## [Problem details]
Extract every line in the records below that contains the string "block". Letter case counts.

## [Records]
____

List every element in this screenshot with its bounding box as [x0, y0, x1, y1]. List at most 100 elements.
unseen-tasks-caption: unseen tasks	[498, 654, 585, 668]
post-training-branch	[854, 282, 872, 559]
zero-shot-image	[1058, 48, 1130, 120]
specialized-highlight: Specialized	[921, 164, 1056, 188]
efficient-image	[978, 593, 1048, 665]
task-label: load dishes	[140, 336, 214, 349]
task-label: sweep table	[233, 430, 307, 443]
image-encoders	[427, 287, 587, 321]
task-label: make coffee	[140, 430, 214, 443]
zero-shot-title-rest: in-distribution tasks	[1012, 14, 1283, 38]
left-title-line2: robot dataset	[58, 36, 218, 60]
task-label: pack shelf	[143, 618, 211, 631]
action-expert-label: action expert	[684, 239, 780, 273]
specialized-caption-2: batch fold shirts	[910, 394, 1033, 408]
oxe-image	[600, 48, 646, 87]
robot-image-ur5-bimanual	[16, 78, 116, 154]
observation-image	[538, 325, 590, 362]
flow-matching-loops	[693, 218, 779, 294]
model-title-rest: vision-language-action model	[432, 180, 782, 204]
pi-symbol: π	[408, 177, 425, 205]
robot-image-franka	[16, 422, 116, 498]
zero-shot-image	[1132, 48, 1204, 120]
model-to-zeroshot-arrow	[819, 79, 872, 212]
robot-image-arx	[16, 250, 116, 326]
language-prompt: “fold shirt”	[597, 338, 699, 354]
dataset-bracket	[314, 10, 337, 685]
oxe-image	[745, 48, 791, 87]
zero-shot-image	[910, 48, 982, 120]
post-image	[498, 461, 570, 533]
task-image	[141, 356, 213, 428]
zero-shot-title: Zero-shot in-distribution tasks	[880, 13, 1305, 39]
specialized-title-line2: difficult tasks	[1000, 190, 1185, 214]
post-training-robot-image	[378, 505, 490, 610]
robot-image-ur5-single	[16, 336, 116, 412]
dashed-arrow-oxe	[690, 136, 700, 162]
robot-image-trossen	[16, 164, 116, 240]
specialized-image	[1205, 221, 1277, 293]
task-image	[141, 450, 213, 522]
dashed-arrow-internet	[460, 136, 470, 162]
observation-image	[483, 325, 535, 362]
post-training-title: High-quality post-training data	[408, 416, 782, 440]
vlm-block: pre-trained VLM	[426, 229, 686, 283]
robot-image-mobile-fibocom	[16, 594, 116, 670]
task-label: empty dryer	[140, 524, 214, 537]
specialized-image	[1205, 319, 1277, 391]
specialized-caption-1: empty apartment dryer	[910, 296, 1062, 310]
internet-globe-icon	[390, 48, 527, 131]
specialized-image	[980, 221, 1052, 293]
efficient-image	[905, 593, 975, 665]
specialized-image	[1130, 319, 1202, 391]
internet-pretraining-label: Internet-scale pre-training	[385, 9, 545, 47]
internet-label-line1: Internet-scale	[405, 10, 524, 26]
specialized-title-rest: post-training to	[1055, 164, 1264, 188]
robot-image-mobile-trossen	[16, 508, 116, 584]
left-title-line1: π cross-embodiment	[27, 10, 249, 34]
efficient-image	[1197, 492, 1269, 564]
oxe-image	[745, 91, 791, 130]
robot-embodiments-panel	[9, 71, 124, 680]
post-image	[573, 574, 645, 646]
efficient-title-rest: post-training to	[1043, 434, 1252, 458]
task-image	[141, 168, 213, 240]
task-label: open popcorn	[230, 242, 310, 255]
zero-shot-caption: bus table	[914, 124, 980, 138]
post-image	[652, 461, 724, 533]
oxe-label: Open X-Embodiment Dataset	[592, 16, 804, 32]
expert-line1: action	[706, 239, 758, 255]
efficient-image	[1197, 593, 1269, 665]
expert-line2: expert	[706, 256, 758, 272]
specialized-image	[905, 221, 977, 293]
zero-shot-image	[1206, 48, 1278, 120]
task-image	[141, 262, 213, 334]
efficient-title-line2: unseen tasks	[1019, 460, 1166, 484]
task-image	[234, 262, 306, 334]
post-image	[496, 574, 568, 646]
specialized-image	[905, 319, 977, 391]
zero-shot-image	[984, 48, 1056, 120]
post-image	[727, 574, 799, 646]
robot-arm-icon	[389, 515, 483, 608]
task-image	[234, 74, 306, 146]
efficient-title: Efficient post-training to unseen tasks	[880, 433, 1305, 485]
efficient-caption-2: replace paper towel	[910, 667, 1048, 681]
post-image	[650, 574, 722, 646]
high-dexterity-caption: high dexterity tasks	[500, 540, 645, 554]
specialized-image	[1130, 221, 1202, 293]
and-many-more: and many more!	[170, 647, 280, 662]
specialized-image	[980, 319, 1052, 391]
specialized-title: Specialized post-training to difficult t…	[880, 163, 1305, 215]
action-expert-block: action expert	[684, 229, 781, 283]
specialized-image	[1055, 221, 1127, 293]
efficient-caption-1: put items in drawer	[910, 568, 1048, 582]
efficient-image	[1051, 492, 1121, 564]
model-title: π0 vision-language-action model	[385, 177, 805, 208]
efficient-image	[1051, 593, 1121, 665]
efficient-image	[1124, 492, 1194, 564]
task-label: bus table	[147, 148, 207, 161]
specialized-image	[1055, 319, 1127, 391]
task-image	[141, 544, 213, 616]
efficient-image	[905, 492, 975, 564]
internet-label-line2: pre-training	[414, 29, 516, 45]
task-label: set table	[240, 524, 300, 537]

____

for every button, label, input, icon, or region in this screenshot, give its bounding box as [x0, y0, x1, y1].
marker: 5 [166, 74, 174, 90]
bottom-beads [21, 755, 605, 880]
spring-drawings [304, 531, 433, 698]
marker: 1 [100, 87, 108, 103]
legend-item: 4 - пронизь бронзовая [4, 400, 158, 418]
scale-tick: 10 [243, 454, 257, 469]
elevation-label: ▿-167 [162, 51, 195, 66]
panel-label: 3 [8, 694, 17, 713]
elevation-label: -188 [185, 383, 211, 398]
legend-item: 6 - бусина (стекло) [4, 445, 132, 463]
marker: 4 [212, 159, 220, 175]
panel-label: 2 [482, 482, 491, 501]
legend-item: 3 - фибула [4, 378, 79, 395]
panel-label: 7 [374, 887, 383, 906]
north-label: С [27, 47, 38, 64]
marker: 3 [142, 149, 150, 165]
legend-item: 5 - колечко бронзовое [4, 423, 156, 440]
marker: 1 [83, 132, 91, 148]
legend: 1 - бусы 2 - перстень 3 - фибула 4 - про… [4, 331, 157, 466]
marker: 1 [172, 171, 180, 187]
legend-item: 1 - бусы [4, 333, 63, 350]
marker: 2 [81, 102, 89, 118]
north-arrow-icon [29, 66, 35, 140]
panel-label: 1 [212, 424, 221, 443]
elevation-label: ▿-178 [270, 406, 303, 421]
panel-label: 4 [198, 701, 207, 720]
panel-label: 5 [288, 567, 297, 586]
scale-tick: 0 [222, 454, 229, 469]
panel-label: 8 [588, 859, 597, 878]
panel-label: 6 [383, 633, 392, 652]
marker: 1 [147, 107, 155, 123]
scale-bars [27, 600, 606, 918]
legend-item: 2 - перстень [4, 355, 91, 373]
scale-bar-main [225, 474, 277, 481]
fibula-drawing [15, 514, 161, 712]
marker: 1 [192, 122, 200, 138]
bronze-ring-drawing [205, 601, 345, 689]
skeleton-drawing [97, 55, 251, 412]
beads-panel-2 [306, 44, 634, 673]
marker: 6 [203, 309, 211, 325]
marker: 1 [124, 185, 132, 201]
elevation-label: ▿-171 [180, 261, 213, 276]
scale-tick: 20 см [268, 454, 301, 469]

____

## [Completed task]
vlm-block: pre-trained VLM	[426, 229, 686, 283]
action-expert-block: action expert	[684, 229, 781, 283]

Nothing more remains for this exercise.